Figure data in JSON
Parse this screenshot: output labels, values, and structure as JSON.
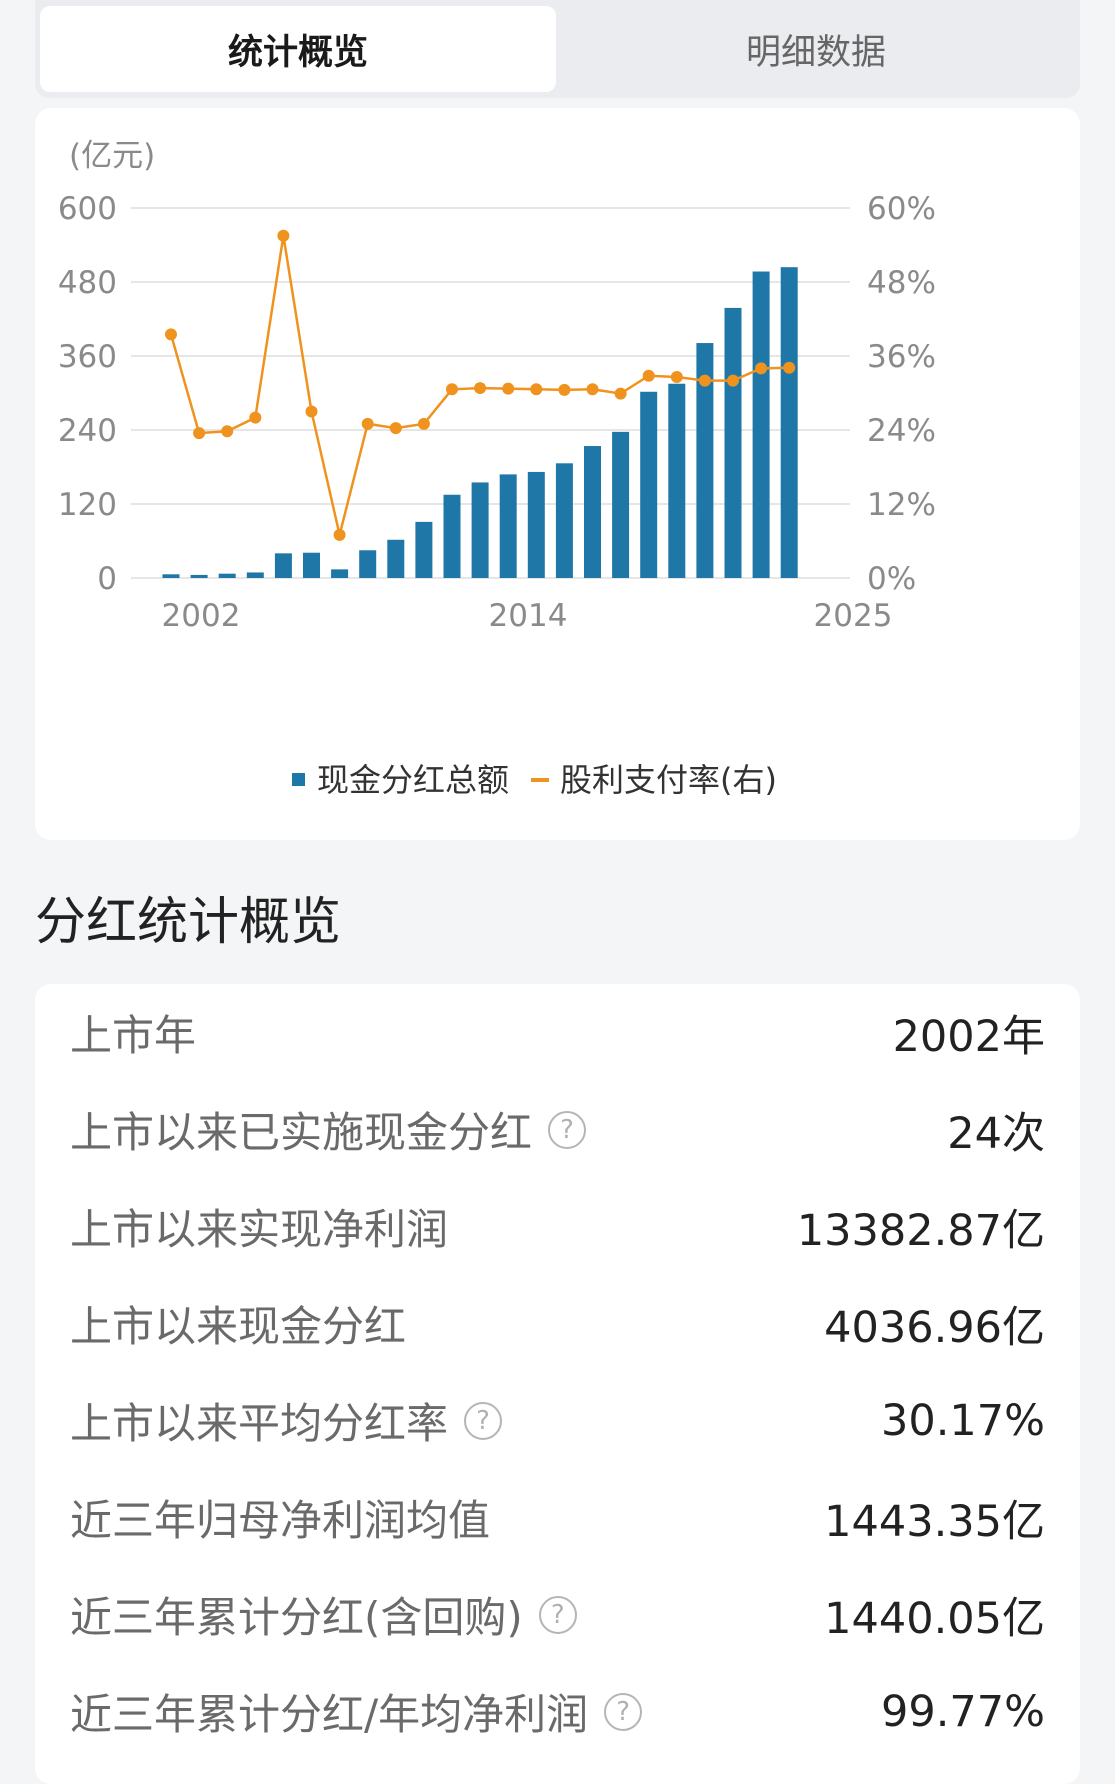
{
  "tabs": [
    {
      "label": "统计概览",
      "active": true
    },
    {
      "label": "明细数据",
      "active": false
    }
  ],
  "chart_data": {
    "type": "bar",
    "unit_label": "(亿元)",
    "years": [
      2002,
      2003,
      2004,
      2005,
      2006,
      2007,
      2008,
      2009,
      2010,
      2011,
      2012,
      2013,
      2014,
      2015,
      2016,
      2017,
      2018,
      2019,
      2020,
      2021,
      2022,
      2023,
      2024
    ],
    "x_tick_labels": [
      "2002",
      "2014",
      "2025"
    ],
    "y_left_ticks": [
      "600",
      "480",
      "360",
      "240",
      "120",
      "0"
    ],
    "y_right_ticks": [
      "60%",
      "48%",
      "36%",
      "24%",
      "12%",
      "0%"
    ],
    "ylim_left": [
      0,
      600
    ],
    "ylim_right": [
      0,
      60
    ],
    "grid": true,
    "legend_position": "bottom",
    "series": [
      {
        "name": "现金分红总额",
        "type": "bar",
        "color": "#1f77a8",
        "values": [
          6,
          5,
          7,
          9,
          40,
          41,
          14,
          45,
          62,
          91,
          135,
          155,
          168,
          172,
          186,
          214,
          237,
          302,
          315,
          381,
          438,
          497,
          504
        ]
      },
      {
        "name": "股利支付率(右)",
        "type": "line",
        "color": "#f0921e",
        "values": [
          39.5,
          23.5,
          23.8,
          26.0,
          55.5,
          27.0,
          7.0,
          25.0,
          24.3,
          25.0,
          30.6,
          30.8,
          30.7,
          30.6,
          30.5,
          30.6,
          29.9,
          32.8,
          32.6,
          32.0,
          32.0,
          34.0,
          34.1
        ]
      }
    ]
  },
  "section": {
    "title": "分红统计概览"
  },
  "stats": [
    {
      "label": "上市年",
      "value": "2002年",
      "help": false
    },
    {
      "label": "上市以来已实施现金分红",
      "value": "24次",
      "help": true
    },
    {
      "label": "上市以来实现净利润",
      "value": "13382.87亿",
      "help": false
    },
    {
      "label": "上市以来现金分红",
      "value": "4036.96亿",
      "help": false
    },
    {
      "label": "上市以来平均分红率",
      "value": "30.17%",
      "help": true
    },
    {
      "label": "近三年归母净利润均值",
      "value": "1443.35亿",
      "help": false
    },
    {
      "label": "近三年累计分红(含回购)",
      "value": "1440.05亿",
      "help": true
    },
    {
      "label": "近三年累计分红/年均净利润",
      "value": "99.77%",
      "help": true
    }
  ],
  "help_icon": {
    "name": "question-circle-icon",
    "glyph": "?"
  }
}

• **Your goal**
Give back the entries verbatim. Do not include any picture.

• **Output of the exercise**
Parse this screenshot: output labels, values, and structure as JSON.
{
  "tabs": [
    {
      "label": "统计概览",
      "active": true
    },
    {
      "label": "明细数据",
      "active": false
    }
  ],
  "chart_data": {
    "type": "bar",
    "unit_label": "(亿元)",
    "years": [
      2002,
      2003,
      2004,
      2005,
      2006,
      2007,
      2008,
      2009,
      2010,
      2011,
      2012,
      2013,
      2014,
      2015,
      2016,
      2017,
      2018,
      2019,
      2020,
      2021,
      2022,
      2023,
      2024
    ],
    "x_tick_labels": [
      "2002",
      "2014",
      "2025"
    ],
    "y_left_ticks": [
      "600",
      "480",
      "360",
      "240",
      "120",
      "0"
    ],
    "y_right_ticks": [
      "60%",
      "48%",
      "36%",
      "24%",
      "12%",
      "0%"
    ],
    "ylim_left": [
      0,
      600
    ],
    "ylim_right": [
      0,
      60
    ],
    "grid": true,
    "legend_position": "bottom",
    "series": [
      {
        "name": "现金分红总额",
        "type": "bar",
        "color": "#1f77a8",
        "values": [
          6,
          5,
          7,
          9,
          40,
          41,
          14,
          45,
          62,
          91,
          135,
          155,
          168,
          172,
          186,
          214,
          237,
          302,
          315,
          381,
          438,
          497,
          504
        ]
      },
      {
        "name": "股利支付率(右)",
        "type": "line",
        "color": "#f0921e",
        "values": [
          39.5,
          23.5,
          23.8,
          26.0,
          55.5,
          27.0,
          7.0,
          25.0,
          24.3,
          25.0,
          30.6,
          30.8,
          30.7,
          30.6,
          30.5,
          30.6,
          29.9,
          32.8,
          32.6,
          32.0,
          32.0,
          34.0,
          34.1
        ]
      }
    ]
  },
  "section": {
    "title": "分红统计概览"
  },
  "stats": [
    {
      "label": "上市年",
      "value": "2002年",
      "help": false
    },
    {
      "label": "上市以来已实施现金分红",
      "value": "24次",
      "help": true
    },
    {
      "label": "上市以来实现净利润",
      "value": "13382.87亿",
      "help": false
    },
    {
      "label": "上市以来现金分红",
      "value": "4036.96亿",
      "help": false
    },
    {
      "label": "上市以来平均分红率",
      "value": "30.17%",
      "help": true
    },
    {
      "label": "近三年归母净利润均值",
      "value": "1443.35亿",
      "help": false
    },
    {
      "label": "近三年累计分红(含回购)",
      "value": "1440.05亿",
      "help": true
    },
    {
      "label": "近三年累计分红/年均净利润",
      "value": "99.77%",
      "help": true
    }
  ],
  "help_icon": {
    "name": "question-circle-icon",
    "glyph": "?"
  }
}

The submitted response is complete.